▶ **Exercise requirements**
In each item below, switch "elements" to "objects" and leave everything else unchanged.

Data records
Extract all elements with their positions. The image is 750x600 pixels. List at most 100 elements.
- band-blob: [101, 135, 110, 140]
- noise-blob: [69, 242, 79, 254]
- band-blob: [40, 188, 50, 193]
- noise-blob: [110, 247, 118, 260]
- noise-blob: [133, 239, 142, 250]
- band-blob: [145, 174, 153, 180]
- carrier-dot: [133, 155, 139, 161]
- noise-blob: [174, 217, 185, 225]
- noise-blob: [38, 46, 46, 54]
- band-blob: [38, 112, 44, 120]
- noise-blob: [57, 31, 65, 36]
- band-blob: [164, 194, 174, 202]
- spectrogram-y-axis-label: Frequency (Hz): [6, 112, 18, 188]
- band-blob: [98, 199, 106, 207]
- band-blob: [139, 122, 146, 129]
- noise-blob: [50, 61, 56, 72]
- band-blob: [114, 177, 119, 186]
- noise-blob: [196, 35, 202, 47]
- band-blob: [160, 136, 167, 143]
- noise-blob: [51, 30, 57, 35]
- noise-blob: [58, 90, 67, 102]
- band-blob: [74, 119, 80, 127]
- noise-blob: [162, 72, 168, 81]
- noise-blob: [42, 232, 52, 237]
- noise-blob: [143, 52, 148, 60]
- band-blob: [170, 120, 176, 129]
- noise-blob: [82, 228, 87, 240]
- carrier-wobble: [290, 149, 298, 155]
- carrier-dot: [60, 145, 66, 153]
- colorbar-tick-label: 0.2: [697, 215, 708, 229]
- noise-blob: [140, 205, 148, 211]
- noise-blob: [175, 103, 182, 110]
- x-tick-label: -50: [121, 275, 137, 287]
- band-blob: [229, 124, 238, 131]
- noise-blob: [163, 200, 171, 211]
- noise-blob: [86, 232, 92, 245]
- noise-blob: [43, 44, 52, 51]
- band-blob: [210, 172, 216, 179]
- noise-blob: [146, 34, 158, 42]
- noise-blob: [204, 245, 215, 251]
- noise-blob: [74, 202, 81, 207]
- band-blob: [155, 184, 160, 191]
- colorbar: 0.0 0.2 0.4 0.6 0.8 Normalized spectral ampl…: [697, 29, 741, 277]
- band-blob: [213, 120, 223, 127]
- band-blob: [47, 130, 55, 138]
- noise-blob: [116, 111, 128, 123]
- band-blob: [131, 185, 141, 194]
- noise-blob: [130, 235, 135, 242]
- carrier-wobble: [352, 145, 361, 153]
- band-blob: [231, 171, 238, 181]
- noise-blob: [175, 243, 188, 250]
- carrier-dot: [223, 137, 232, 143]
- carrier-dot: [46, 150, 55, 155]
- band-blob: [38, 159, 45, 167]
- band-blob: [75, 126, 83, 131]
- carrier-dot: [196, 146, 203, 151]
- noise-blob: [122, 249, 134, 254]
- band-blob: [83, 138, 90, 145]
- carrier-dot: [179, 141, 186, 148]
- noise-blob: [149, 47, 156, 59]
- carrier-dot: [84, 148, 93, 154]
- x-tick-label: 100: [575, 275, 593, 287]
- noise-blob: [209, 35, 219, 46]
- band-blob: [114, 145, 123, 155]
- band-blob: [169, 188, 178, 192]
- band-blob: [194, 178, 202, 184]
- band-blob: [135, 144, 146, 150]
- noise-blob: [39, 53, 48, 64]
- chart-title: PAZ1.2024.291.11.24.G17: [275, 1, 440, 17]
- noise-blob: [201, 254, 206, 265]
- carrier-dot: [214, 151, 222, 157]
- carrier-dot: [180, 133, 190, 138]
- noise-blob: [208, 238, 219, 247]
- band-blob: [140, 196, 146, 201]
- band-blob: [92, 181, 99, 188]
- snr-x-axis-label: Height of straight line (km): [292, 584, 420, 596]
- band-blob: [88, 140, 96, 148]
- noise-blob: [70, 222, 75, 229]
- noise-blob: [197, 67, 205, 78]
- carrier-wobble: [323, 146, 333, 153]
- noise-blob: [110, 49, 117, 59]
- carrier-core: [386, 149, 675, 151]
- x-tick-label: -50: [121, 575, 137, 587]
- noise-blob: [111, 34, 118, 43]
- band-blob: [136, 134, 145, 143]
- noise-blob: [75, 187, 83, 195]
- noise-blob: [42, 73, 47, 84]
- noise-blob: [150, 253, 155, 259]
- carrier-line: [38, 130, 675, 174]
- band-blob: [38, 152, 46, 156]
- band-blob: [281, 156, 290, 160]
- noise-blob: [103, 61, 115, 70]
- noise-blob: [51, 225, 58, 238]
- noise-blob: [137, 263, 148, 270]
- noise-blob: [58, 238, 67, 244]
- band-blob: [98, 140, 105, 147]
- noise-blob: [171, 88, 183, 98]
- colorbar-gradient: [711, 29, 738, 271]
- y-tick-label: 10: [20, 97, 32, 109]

▶ **Answer to this task**
Extract all objects with their positions. The image is 750x600 pixels. List at most 100 objects.
- band-blob: [101, 135, 110, 140]
- noise-blob: [69, 242, 79, 254]
- band-blob: [40, 188, 50, 193]
- noise-blob: [110, 247, 118, 260]
- noise-blob: [133, 239, 142, 250]
- band-blob: [145, 174, 153, 180]
- carrier-dot: [133, 155, 139, 161]
- noise-blob: [174, 217, 185, 225]
- noise-blob: [38, 46, 46, 54]
- band-blob: [38, 112, 44, 120]
- noise-blob: [57, 31, 65, 36]
- band-blob: [164, 194, 174, 202]
- spectrogram-y-axis-label: Frequency (Hz): [6, 112, 18, 188]
- band-blob: [98, 199, 106, 207]
- band-blob: [139, 122, 146, 129]
- noise-blob: [50, 61, 56, 72]
- band-blob: [114, 177, 119, 186]
- noise-blob: [196, 35, 202, 47]
- band-blob: [160, 136, 167, 143]
- noise-blob: [51, 30, 57, 35]
- noise-blob: [58, 90, 67, 102]
- band-blob: [74, 119, 80, 127]
- noise-blob: [162, 72, 168, 81]
- noise-blob: [42, 232, 52, 237]
- noise-blob: [143, 52, 148, 60]
- band-blob: [170, 120, 176, 129]
- noise-blob: [82, 228, 87, 240]
- carrier-wobble: [290, 149, 298, 155]
- carrier-dot: [60, 145, 66, 153]
- colorbar-tick-label: 0.2: [697, 215, 708, 229]
- noise-blob: [140, 205, 148, 211]
- noise-blob: [175, 103, 182, 110]
- x-tick-label: -50: [121, 275, 137, 287]
- band-blob: [229, 124, 238, 131]
- noise-blob: [163, 200, 171, 211]
- noise-blob: [86, 232, 92, 245]
- noise-blob: [43, 44, 52, 51]
- band-blob: [210, 172, 216, 179]
- noise-blob: [146, 34, 158, 42]
- noise-blob: [204, 245, 215, 251]
- noise-blob: [74, 202, 81, 207]
- band-blob: [155, 184, 160, 191]
- colorbar: 0.0 0.2 0.4 0.6 0.8 Normalized spectral ampl…: [697, 29, 741, 277]
- band-blob: [213, 120, 223, 127]
- band-blob: [47, 130, 55, 138]
- noise-blob: [116, 111, 128, 123]
- band-blob: [131, 185, 141, 194]
- noise-blob: [130, 235, 135, 242]
- carrier-wobble: [352, 145, 361, 153]
- band-blob: [231, 171, 238, 181]
- noise-blob: [175, 243, 188, 250]
- carrier-dot: [223, 137, 232, 143]
- carrier-dot: [46, 150, 55, 155]
- band-blob: [38, 159, 45, 167]
- band-blob: [75, 126, 83, 131]
- carrier-dot: [196, 146, 203, 151]
- noise-blob: [122, 249, 134, 254]
- band-blob: [83, 138, 90, 145]
- carrier-dot: [179, 141, 186, 148]
- noise-blob: [149, 47, 156, 59]
- carrier-dot: [84, 148, 93, 154]
- x-tick-label: 100: [575, 275, 593, 287]
- noise-blob: [209, 35, 219, 46]
- band-blob: [114, 145, 123, 155]
- band-blob: [169, 188, 178, 192]
- band-blob: [194, 178, 202, 184]
- band-blob: [135, 144, 146, 150]
- noise-blob: [39, 53, 48, 64]
- chart-title: PAZ1.2024.291.11.24.G17: [275, 1, 440, 17]
- noise-blob: [201, 254, 206, 265]
- carrier-dot: [214, 151, 222, 157]
- carrier-dot: [180, 133, 190, 138]
- noise-blob: [208, 238, 219, 247]
- band-blob: [140, 196, 146, 201]
- band-blob: [92, 181, 99, 188]
- snr-x-axis-label: Height of straight line (km): [292, 584, 420, 596]
- band-blob: [88, 140, 96, 148]
- noise-blob: [70, 222, 75, 229]
- noise-blob: [197, 67, 205, 78]
- carrier-wobble: [323, 146, 333, 153]
- noise-blob: [110, 49, 117, 59]
- carrier-core: [386, 149, 675, 151]
- x-tick-label: -50: [121, 575, 137, 587]
- noise-blob: [111, 34, 118, 43]
- band-blob: [136, 134, 145, 143]
- noise-blob: [75, 187, 83, 195]
- noise-blob: [42, 73, 47, 84]
- noise-blob: [150, 253, 155, 259]
- carrier-line: [38, 130, 675, 174]
- band-blob: [38, 152, 46, 156]
- band-blob: [281, 156, 290, 160]
- noise-blob: [103, 61, 115, 70]
- noise-blob: [51, 225, 58, 238]
- noise-blob: [137, 263, 148, 270]
- noise-blob: [58, 238, 67, 244]
- band-blob: [98, 140, 105, 147]
- noise-blob: [171, 88, 183, 98]
- colorbar-gradient: [711, 29, 738, 271]
- y-tick-label: 10: [20, 97, 32, 109]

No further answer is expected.